Output every line of the data exactly as it appears.
##### Material #####
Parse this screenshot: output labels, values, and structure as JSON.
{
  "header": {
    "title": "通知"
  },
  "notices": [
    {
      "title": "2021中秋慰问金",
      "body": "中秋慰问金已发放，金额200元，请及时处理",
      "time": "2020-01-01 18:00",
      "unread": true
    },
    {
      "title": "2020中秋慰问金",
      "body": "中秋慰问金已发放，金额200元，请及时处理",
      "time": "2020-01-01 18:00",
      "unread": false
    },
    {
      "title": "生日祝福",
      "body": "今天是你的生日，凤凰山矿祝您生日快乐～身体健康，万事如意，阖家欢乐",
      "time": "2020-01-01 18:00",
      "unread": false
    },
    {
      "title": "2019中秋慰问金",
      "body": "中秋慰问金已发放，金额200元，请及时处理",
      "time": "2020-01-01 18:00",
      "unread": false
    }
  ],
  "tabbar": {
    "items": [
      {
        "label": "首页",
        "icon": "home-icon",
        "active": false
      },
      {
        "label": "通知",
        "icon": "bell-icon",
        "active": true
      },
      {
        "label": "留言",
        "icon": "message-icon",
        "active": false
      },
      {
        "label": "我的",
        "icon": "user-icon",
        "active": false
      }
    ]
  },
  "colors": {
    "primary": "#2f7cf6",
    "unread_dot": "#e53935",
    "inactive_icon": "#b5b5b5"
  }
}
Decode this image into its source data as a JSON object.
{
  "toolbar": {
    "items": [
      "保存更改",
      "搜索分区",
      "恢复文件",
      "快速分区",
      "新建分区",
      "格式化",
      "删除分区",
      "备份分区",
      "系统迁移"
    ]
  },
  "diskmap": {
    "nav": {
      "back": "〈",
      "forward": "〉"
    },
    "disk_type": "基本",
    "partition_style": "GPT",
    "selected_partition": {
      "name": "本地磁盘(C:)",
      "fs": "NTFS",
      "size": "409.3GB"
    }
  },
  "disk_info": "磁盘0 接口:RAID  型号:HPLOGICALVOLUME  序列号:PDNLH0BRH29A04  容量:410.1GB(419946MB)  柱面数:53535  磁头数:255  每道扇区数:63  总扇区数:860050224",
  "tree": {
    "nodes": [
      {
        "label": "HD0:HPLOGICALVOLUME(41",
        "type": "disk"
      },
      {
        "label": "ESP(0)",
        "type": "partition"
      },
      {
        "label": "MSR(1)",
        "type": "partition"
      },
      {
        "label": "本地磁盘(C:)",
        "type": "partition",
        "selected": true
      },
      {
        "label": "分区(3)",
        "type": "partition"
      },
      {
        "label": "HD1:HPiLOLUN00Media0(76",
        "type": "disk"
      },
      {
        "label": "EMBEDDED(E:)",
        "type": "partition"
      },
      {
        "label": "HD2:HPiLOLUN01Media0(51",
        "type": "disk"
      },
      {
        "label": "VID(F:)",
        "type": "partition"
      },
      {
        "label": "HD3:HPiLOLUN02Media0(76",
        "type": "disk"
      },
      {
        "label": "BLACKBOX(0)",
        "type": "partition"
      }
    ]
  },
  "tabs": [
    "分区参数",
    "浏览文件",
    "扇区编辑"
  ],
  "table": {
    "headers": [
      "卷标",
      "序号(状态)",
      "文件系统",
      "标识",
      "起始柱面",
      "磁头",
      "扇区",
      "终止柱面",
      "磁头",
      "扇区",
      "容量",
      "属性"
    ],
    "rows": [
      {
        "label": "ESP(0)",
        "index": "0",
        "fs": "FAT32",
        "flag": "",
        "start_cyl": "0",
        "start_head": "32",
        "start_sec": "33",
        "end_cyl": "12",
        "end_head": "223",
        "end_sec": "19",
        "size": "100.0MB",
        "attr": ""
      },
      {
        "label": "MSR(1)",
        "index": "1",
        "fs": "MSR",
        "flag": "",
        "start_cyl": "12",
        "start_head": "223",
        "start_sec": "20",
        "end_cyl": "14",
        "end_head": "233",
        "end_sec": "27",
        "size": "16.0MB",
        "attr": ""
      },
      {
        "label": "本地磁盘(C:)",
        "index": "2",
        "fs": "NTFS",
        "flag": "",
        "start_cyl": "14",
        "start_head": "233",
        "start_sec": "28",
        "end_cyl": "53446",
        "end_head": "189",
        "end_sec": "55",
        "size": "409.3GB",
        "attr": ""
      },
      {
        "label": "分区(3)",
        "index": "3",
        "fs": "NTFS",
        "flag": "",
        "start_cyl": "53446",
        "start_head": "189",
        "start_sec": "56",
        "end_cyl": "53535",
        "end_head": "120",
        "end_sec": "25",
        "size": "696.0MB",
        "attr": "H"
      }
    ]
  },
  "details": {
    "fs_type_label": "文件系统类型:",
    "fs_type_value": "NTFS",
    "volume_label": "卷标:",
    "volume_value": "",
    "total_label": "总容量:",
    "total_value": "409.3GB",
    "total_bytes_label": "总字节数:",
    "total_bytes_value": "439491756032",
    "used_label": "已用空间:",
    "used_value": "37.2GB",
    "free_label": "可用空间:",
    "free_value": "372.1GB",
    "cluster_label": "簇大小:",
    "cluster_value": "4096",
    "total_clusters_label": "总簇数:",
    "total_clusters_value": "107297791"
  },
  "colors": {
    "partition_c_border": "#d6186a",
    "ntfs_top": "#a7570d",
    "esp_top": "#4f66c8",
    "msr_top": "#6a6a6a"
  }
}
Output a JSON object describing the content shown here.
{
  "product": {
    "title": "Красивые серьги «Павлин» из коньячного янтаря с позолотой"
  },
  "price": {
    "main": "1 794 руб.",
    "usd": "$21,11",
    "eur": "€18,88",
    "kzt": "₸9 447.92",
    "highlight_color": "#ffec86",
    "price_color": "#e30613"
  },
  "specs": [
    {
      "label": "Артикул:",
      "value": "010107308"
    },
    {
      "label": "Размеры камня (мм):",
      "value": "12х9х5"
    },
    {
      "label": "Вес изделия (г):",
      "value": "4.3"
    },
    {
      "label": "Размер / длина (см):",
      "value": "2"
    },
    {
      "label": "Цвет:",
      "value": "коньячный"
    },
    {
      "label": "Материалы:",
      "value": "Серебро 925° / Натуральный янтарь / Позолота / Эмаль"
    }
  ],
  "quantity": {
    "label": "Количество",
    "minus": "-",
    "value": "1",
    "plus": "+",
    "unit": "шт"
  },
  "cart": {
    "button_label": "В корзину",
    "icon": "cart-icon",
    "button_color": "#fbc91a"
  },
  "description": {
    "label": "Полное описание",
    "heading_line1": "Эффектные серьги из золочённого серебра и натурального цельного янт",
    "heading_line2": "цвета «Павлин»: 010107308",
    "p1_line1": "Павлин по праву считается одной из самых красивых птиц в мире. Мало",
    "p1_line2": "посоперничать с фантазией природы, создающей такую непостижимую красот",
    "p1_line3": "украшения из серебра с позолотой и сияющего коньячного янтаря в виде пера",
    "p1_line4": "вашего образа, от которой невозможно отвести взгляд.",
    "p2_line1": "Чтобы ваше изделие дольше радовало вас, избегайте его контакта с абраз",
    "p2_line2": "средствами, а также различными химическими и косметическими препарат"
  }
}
#####
Finished exercise:
Parse this screenshot: output labels, values, and structure as JSON.
{
  "header": {
    "title": "通知"
  },
  "notices": [
    {
      "title": "2021中秋慰问金",
      "body": "中秋慰问金已发放，金额200元，请及时处理",
      "time": "2020-01-01 18:00",
      "unread": true
    },
    {
      "title": "2020中秋慰问金",
      "body": "中秋慰问金已发放，金额200元，请及时处理",
      "time": "2020-01-01 18:00",
      "unread": false
    },
    {
      "title": "生日祝福",
      "body": "今天是你的生日，凤凰山矿祝您生日快乐～身体健康，万事如意，阖家欢乐",
      "time": "2020-01-01 18:00",
      "unread": false
    },
    {
      "title": "2019中秋慰问金",
      "body": "中秋慰问金已发放，金额200元，请及时处理",
      "time": "2020-01-01 18:00",
      "unread": false
    }
  ],
  "tabbar": {
    "items": [
      {
        "label": "首页",
        "icon": "home-icon",
        "active": false
      },
      {
        "label": "通知",
        "icon": "bell-icon",
        "active": true
      },
      {
        "label": "留言",
        "icon": "message-icon",
        "active": false
      },
      {
        "label": "我的",
        "icon": "user-icon",
        "active": false
      }
    ]
  },
  "colors": {
    "primary": "#2f7cf6",
    "unread_dot": "#e53935",
    "inactive_icon": "#b5b5b5"
  }
}
Decode this image into its source data as a JSON object.
{
  "toolbar": {
    "items": [
      "保存更改",
      "搜索分区",
      "恢复文件",
      "快速分区",
      "新建分区",
      "格式化",
      "删除分区",
      "备份分区",
      "系统迁移"
    ]
  },
  "diskmap": {
    "nav": {
      "back": "〈",
      "forward": "〉"
    },
    "disk_type": "基本",
    "partition_style": "GPT",
    "selected_partition": {
      "name": "本地磁盘(C:)",
      "fs": "NTFS",
      "size": "409.3GB"
    }
  },
  "disk_info": "磁盘0 接口:RAID  型号:HPLOGICALVOLUME  序列号:PDNLH0BRH29A04  容量:410.1GB(419946MB)  柱面数:53535  磁头数:255  每道扇区数:63  总扇区数:860050224",
  "tree": {
    "nodes": [
      {
        "label": "HD0:HPLOGICALVOLUME(41",
        "type": "disk"
      },
      {
        "label": "ESP(0)",
        "type": "partition"
      },
      {
        "label": "MSR(1)",
        "type": "partition"
      },
      {
        "label": "本地磁盘(C:)",
        "type": "partition",
        "selected": true
      },
      {
        "label": "分区(3)",
        "type": "partition"
      },
      {
        "label": "HD1:HPiLOLUN00Media0(76",
        "type": "disk"
      },
      {
        "label": "EMBEDDED(E:)",
        "type": "partition"
      },
      {
        "label": "HD2:HPiLOLUN01Media0(51",
        "type": "disk"
      },
      {
        "label": "VID(F:)",
        "type": "partition"
      },
      {
        "label": "HD3:HPiLOLUN02Media0(76",
        "type": "disk"
      },
      {
        "label": "BLACKBOX(0)",
        "type": "partition"
      }
    ]
  },
  "tabs": [
    "分区参数",
    "浏览文件",
    "扇区编辑"
  ],
  "table": {
    "headers": [
      "卷标",
      "序号(状态)",
      "文件系统",
      "标识",
      "起始柱面",
      "磁头",
      "扇区",
      "终止柱面",
      "磁头",
      "扇区",
      "容量",
      "属性"
    ],
    "rows": [
      {
        "label": "ESP(0)",
        "index": "0",
        "fs": "FAT32",
        "flag": "",
        "start_cyl": "0",
        "start_head": "32",
        "start_sec": "33",
        "end_cyl": "12",
        "end_head": "223",
        "end_sec": "19",
        "size": "100.0MB",
        "attr": ""
      },
      {
        "label": "MSR(1)",
        "index": "1",
        "fs": "MSR",
        "flag": "",
        "start_cyl": "12",
        "start_head": "223",
        "start_sec": "20",
        "end_cyl": "14",
        "end_head": "233",
        "end_sec": "27",
        "size": "16.0MB",
        "attr": ""
      },
      {
        "label": "本地磁盘(C:)",
        "index": "2",
        "fs": "NTFS",
        "flag": "",
        "start_cyl": "14",
        "start_head": "233",
        "start_sec": "28",
        "end_cyl": "53446",
        "end_head": "189",
        "end_sec": "55",
        "size": "409.3GB",
        "attr": ""
      },
      {
        "label": "分区(3)",
        "index": "3",
        "fs": "NTFS",
        "flag": "",
        "start_cyl": "53446",
        "start_head": "189",
        "start_sec": "56",
        "end_cyl": "53535",
        "end_head": "120",
        "end_sec": "25",
        "size": "696.0MB",
        "attr": "H"
      }
    ]
  },
  "details": {
    "fs_type_label": "文件系统类型:",
    "fs_type_value": "NTFS",
    "volume_label": "卷标:",
    "volume_value": "",
    "total_label": "总容量:",
    "total_value": "409.3GB",
    "total_bytes_label": "总字节数:",
    "total_bytes_value": "439491756032",
    "used_label": "已用空间:",
    "used_value": "37.2GB",
    "free_label": "可用空间:",
    "free_value": "372.1GB",
    "cluster_label": "簇大小:",
    "cluster_value": "4096",
    "total_clusters_label": "总簇数:",
    "total_clusters_value": "107297791"
  },
  "colors": {
    "partition_c_border": "#d6186a",
    "ntfs_top": "#a7570d",
    "esp_top": "#4f66c8",
    "msr_top": "#6a6a6a"
  }
}
Output a JSON object describing the content shown here.
{
  "product": {
    "title": "Красивые серьги «Павлин» из коньячного янтаря с позолотой"
  },
  "price": {
    "main": "1 794 руб.",
    "usd": "$21,11",
    "eur": "€18,88",
    "kzt": "₸9 447.92",
    "highlight_color": "#ffec86",
    "price_color": "#e30613"
  },
  "specs": [
    {
      "label": "Артикул:",
      "value": "010107308"
    },
    {
      "label": "Размеры камня (мм):",
      "value": "12х9х5"
    },
    {
      "label": "Вес изделия (г):",
      "value": "4.3"
    },
    {
      "label": "Размер / длина (см):",
      "value": "2"
    },
    {
      "label": "Цвет:",
      "value": "коньячный"
    },
    {
      "label": "Материалы:",
      "value": "Серебро 925° / Натуральный янтарь / Позолота / Эмаль"
    }
  ],
  "quantity": {
    "label": "Количество",
    "minus": "-",
    "value": "1",
    "plus": "+",
    "unit": "шт"
  },
  "cart": {
    "button_label": "В корзину",
    "icon": "cart-icon",
    "button_color": "#fbc91a"
  },
  "description": {
    "label": "Полное описание",
    "heading_line1": "Эффектные серьги из золочённого серебра и натурального цельного янт",
    "heading_line2": "цвета «Павлин»: 010107308",
    "p1_line1": "Павлин по праву считается одной из самых красивых птиц в мире. Мало",
    "p1_line2": "посоперничать с фантазией природы, создающей такую непостижимую красот",
    "p1_line3": "украшения из серебра с позолотой и сияющего коньячного янтаря в виде пера",
    "p1_line4": "вашего образа, от которой невозможно отвести взгляд.",
    "p2_line1": "Чтобы ваше изделие дольше радовало вас, избегайте его контакта с абраз",
    "p2_line2": "средствами, а также различными химическими и косметическими препарат"
  }
}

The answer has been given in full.